* START *
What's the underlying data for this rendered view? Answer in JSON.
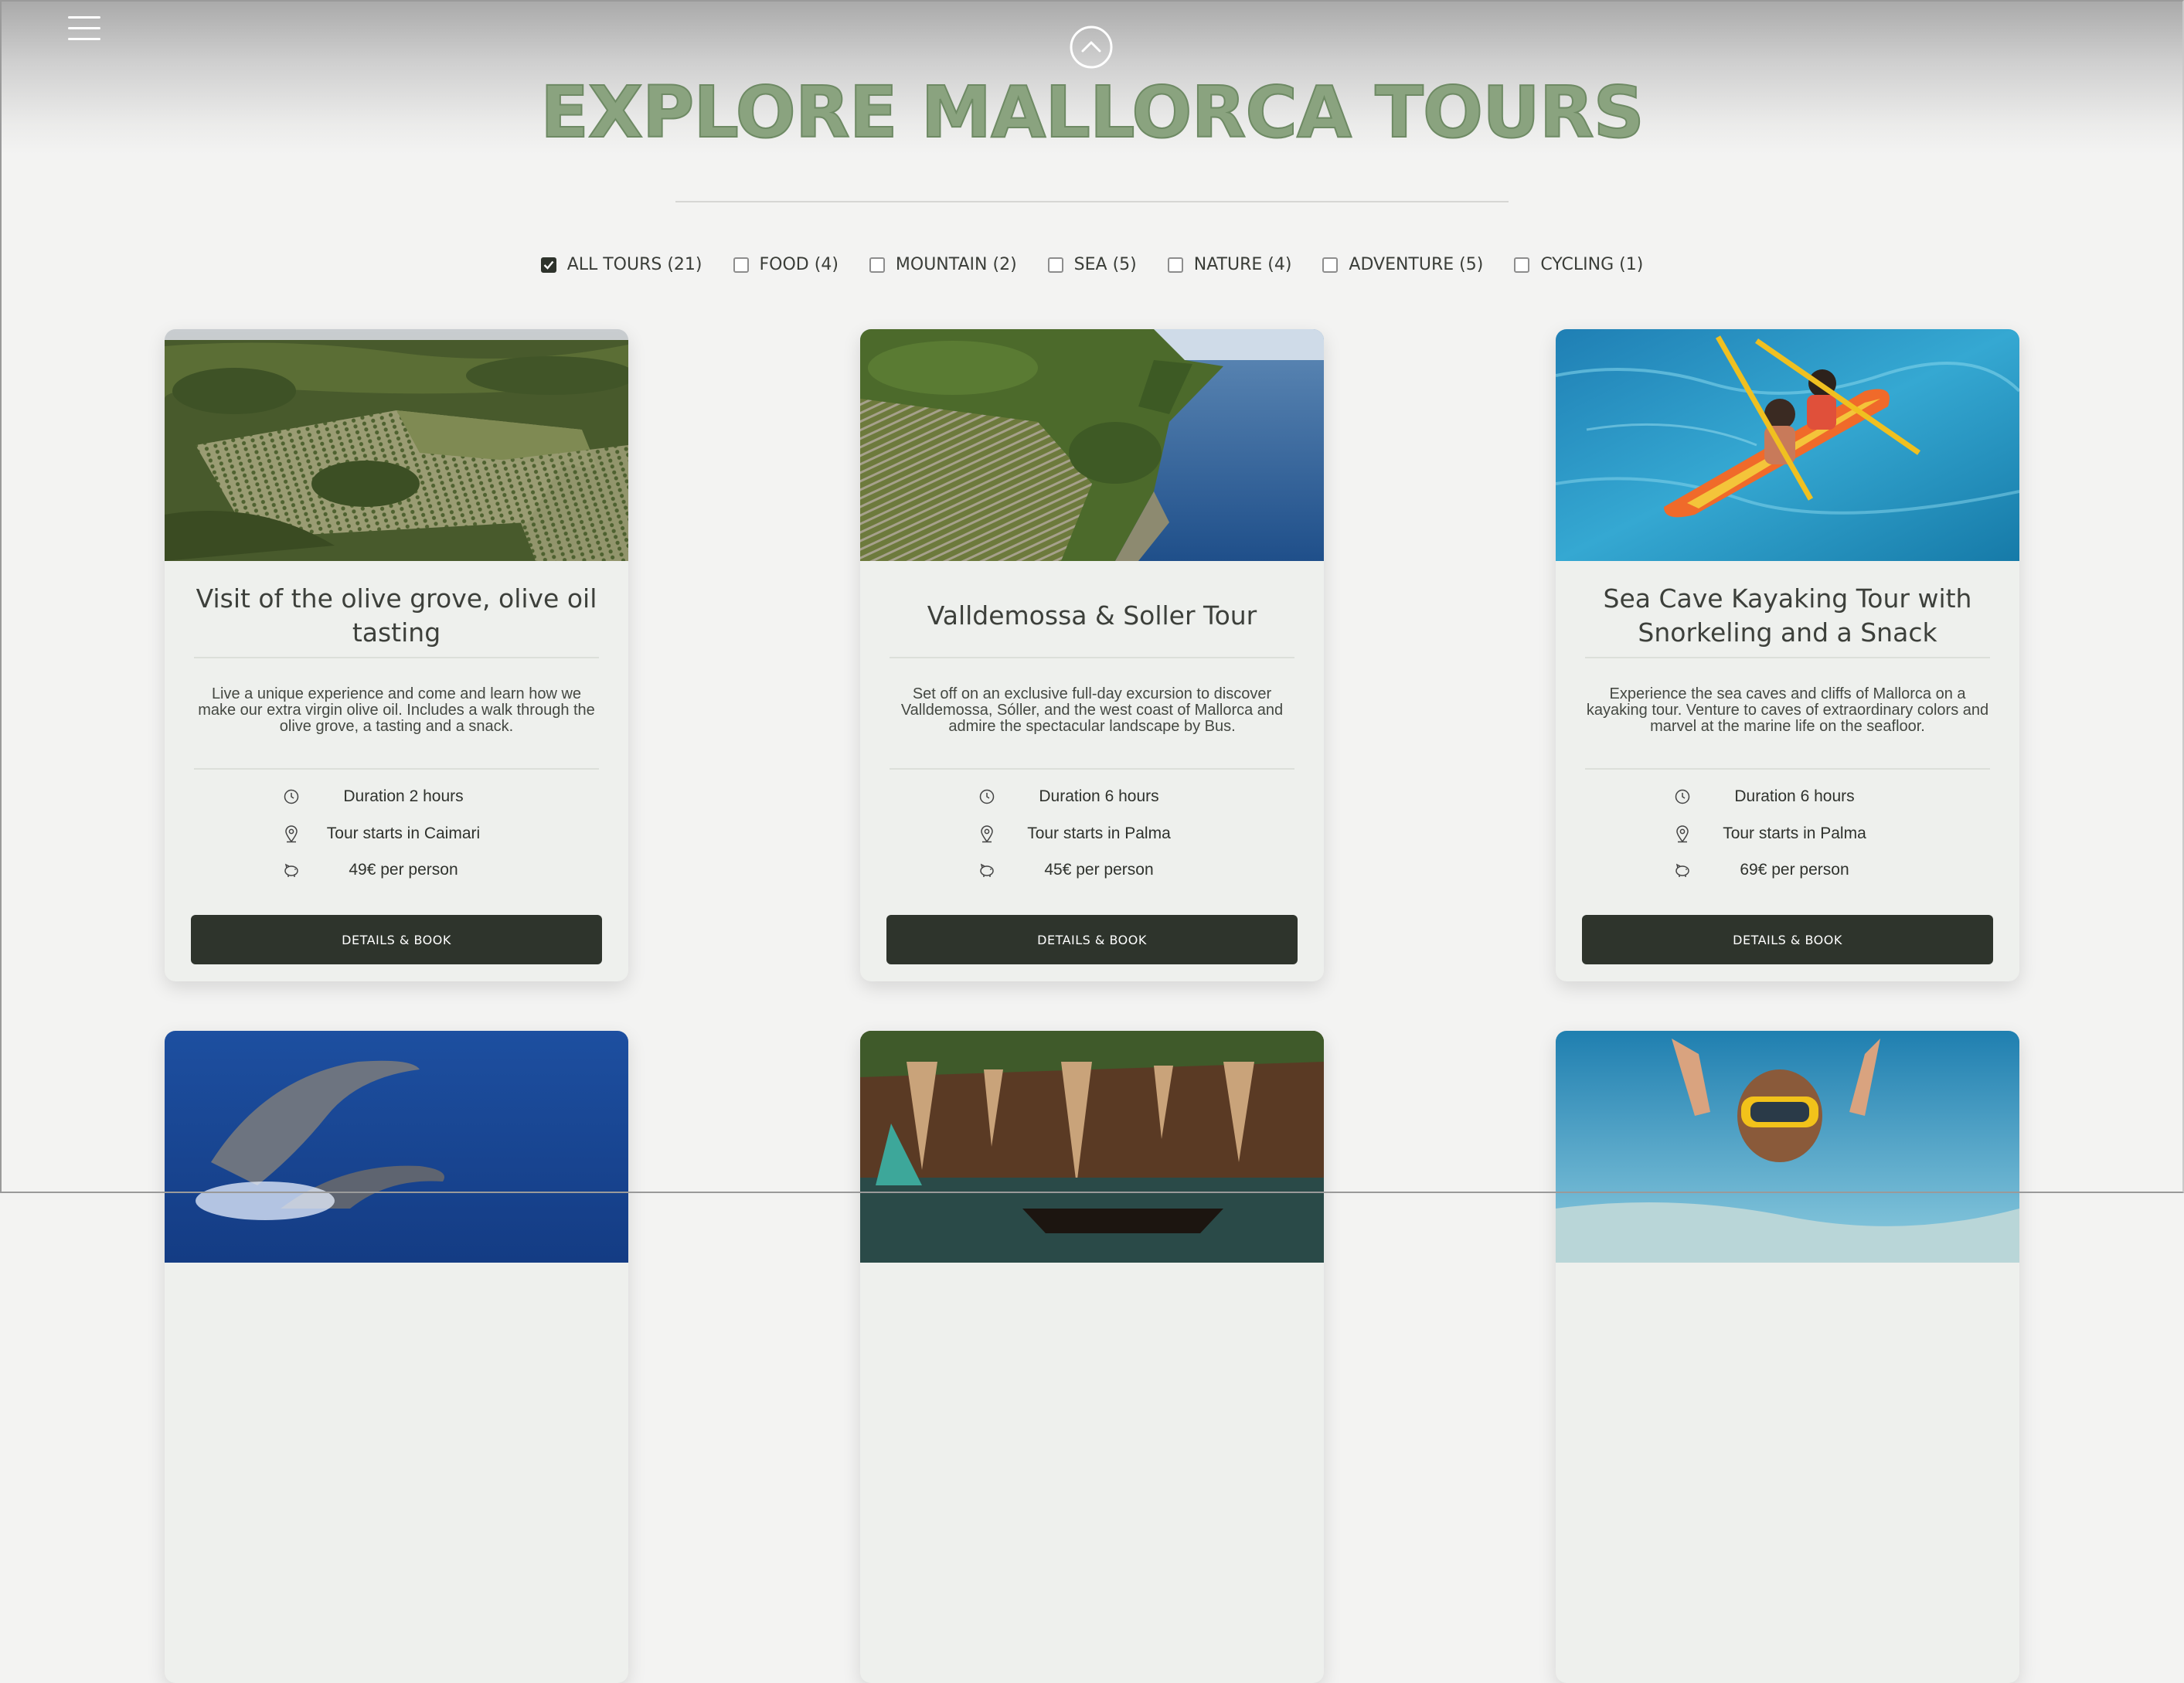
{
  "header": {
    "title": "EXPLORE MALLORCA TOURS",
    "menu_icon": "hamburger-menu-icon",
    "scroll_icon": "chevron-up-circle-icon"
  },
  "colors": {
    "title_green": "#8aa37f",
    "button_dark": "#2e342c",
    "background": "#f3f3f2",
    "card_bg": "#eef0ed"
  },
  "filters": [
    {
      "label": "ALL TOURS (21)",
      "checked": true
    },
    {
      "label": "FOOD (4)",
      "checked": false
    },
    {
      "label": "MOUNTAIN (2)",
      "checked": false
    },
    {
      "label": "SEA (5)",
      "checked": false
    },
    {
      "label": "NATURE (4)",
      "checked": false
    },
    {
      "label": "ADVENTURE (5)",
      "checked": false
    },
    {
      "label": "CYCLING (1)",
      "checked": false
    }
  ],
  "tours": [
    {
      "title": "Visit of the olive grove, olive oil tasting",
      "description": "Live a unique experience and come and learn how we make our extra virgin olive oil. Includes a walk through the olive grove, a tasting and a snack.",
      "duration": "Duration 2 hours",
      "start": "Tour starts in Caimari",
      "price": "49€ per person",
      "button": "DETAILS & BOOK",
      "image": "olive-grove-aerial-photo"
    },
    {
      "title": "Valldemossa & Soller Tour",
      "description": "Set off on an exclusive full-day excursion to discover Valldemossa, Sóller, and the west coast of Mallorca and admire the spectacular landscape by Bus.",
      "duration": "Duration 6 hours",
      "start": "Tour starts in Palma",
      "price": "45€ per person",
      "button": "DETAILS & BOOK",
      "image": "coastal-terraces-photo"
    },
    {
      "title": "Sea Cave Kayaking Tour with Snorkeling and a Snack",
      "description": "Experience the sea caves and cliffs of Mallorca on a kayaking tour. Venture to caves of extraordinary colors and marvel at the marine life on the seafloor.",
      "duration": "Duration 6 hours",
      "start": "Tour starts in Palma",
      "price": "69€ per person",
      "button": "DETAILS & BOOK",
      "image": "kayak-on-turquoise-water-photo"
    }
  ],
  "next_row": [
    {
      "image": "dolphins-photo"
    },
    {
      "image": "cave-boat-photo"
    },
    {
      "image": "snorkeling-diver-photo"
    }
  ]
}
* END *
Given instruction -
Search the entries for the string "tasting" and collect each line that has it.

Written answer -
      "title": "Visit of the olive grove, olive oil tasting",
      "description": "Live a unique experience and come and learn how we make our extra virgin olive oil. Includes a walk through the olive grove, a tasting and a snack.",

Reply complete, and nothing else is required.